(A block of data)
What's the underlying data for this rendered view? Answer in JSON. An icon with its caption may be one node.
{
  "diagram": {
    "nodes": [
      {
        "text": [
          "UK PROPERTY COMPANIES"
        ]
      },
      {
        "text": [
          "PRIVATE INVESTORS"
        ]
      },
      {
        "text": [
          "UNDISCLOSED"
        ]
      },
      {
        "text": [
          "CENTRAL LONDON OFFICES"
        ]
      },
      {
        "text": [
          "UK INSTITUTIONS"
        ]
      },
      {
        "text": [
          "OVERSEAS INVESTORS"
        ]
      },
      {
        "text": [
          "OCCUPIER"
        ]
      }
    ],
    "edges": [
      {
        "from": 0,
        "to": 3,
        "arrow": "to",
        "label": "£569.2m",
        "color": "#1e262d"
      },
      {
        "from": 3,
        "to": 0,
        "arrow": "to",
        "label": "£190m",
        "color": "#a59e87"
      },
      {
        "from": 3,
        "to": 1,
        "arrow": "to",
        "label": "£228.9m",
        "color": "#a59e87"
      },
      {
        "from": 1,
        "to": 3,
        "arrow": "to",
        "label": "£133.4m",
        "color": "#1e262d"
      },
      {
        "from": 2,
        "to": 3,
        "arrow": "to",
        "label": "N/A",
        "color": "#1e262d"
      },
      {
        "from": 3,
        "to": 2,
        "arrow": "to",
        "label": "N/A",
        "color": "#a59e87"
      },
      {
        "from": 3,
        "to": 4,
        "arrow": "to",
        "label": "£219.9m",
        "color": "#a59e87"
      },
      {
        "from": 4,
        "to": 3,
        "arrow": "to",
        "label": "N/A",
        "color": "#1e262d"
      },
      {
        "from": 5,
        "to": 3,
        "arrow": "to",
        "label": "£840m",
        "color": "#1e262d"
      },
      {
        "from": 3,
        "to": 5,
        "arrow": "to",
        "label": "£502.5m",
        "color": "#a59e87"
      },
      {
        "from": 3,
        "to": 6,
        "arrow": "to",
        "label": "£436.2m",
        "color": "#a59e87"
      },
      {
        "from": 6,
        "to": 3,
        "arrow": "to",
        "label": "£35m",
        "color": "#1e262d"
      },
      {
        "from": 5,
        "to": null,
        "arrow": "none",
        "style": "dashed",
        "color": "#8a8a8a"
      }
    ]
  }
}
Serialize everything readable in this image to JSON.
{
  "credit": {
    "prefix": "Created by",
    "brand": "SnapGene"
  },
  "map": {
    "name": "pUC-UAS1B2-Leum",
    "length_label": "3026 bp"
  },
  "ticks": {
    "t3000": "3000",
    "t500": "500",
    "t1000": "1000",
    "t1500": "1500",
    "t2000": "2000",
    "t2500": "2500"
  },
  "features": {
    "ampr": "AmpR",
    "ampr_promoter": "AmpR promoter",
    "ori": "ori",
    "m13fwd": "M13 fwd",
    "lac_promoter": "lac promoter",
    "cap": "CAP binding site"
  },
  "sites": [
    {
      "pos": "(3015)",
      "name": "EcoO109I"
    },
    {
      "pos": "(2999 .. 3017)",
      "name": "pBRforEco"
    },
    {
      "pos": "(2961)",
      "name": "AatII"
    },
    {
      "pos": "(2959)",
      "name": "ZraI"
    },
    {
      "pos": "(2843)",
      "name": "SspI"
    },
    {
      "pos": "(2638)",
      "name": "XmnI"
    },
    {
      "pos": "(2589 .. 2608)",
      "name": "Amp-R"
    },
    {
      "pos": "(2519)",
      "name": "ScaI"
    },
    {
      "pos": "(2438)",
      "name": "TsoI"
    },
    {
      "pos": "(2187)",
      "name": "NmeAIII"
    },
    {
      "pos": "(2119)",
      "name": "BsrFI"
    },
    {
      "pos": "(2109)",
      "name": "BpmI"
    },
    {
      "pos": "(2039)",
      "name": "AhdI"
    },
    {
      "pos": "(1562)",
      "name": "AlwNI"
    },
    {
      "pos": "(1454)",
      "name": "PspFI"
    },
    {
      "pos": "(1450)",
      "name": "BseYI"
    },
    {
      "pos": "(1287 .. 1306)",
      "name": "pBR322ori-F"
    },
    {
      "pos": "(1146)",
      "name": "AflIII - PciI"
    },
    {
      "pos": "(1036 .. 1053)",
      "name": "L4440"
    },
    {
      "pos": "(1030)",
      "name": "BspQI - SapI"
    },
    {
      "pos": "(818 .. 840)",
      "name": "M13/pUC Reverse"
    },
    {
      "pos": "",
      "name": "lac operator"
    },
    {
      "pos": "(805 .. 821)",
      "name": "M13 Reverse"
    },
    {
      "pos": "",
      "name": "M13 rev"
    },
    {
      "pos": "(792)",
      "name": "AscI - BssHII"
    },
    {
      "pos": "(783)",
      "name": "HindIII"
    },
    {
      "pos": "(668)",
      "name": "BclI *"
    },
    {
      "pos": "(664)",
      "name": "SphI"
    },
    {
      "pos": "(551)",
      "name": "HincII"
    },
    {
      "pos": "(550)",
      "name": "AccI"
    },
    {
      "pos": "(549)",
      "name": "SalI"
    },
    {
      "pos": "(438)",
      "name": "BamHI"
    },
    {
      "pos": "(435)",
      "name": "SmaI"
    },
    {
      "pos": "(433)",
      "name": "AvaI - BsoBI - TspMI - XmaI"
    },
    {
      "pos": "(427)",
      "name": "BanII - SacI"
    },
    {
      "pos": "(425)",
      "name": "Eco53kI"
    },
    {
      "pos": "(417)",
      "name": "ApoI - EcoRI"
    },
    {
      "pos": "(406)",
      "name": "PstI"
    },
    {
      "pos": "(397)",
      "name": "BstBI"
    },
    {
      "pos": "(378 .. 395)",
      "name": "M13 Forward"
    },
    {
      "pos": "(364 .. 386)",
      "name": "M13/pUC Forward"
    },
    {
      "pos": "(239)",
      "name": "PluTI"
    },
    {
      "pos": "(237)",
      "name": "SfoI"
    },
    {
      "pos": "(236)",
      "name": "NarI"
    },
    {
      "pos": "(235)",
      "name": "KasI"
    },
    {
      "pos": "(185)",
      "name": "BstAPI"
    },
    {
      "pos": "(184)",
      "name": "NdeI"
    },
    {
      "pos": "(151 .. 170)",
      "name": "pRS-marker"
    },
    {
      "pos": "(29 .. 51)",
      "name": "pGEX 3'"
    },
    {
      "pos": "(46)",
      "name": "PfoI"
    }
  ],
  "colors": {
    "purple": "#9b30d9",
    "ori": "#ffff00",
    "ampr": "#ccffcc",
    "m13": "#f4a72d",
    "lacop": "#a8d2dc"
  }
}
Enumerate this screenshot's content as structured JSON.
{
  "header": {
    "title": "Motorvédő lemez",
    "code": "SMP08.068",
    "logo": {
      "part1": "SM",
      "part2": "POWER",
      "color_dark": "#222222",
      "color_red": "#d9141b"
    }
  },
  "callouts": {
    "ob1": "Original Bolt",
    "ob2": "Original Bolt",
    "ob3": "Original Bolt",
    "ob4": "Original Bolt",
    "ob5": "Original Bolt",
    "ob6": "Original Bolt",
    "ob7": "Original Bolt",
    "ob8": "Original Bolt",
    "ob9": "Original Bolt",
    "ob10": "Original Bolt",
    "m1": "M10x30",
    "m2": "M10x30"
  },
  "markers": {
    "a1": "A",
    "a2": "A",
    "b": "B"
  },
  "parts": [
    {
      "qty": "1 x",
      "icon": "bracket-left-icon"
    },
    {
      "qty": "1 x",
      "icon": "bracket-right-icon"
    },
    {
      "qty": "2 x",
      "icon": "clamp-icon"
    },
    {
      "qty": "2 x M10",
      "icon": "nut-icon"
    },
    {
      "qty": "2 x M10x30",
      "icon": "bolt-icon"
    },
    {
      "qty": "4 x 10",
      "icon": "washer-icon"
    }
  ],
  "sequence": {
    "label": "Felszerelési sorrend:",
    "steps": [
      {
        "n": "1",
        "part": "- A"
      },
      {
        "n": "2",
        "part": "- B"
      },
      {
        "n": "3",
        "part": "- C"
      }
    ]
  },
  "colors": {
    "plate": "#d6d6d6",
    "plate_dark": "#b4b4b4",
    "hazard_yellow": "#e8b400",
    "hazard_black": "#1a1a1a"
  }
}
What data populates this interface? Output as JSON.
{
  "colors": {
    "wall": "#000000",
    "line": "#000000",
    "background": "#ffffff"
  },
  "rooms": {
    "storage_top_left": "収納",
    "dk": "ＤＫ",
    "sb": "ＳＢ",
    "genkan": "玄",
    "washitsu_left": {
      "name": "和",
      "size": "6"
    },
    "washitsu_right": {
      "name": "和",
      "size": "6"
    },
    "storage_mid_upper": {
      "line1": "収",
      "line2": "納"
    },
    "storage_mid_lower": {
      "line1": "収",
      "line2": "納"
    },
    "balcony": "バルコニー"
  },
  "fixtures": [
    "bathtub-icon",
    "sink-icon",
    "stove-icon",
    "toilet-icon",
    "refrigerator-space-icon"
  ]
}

[Instruction] Search the listing for the word "JSON" and return each line that holds it.

[Completed task]
What's the underlying data for this rendered view? Answer in JSON. An icon with its caption may be one node.
Serialize everything readable in this image to JSON.
Enumerate this screenshot's content as structured JSON.
What data populates this interface? Output as JSON.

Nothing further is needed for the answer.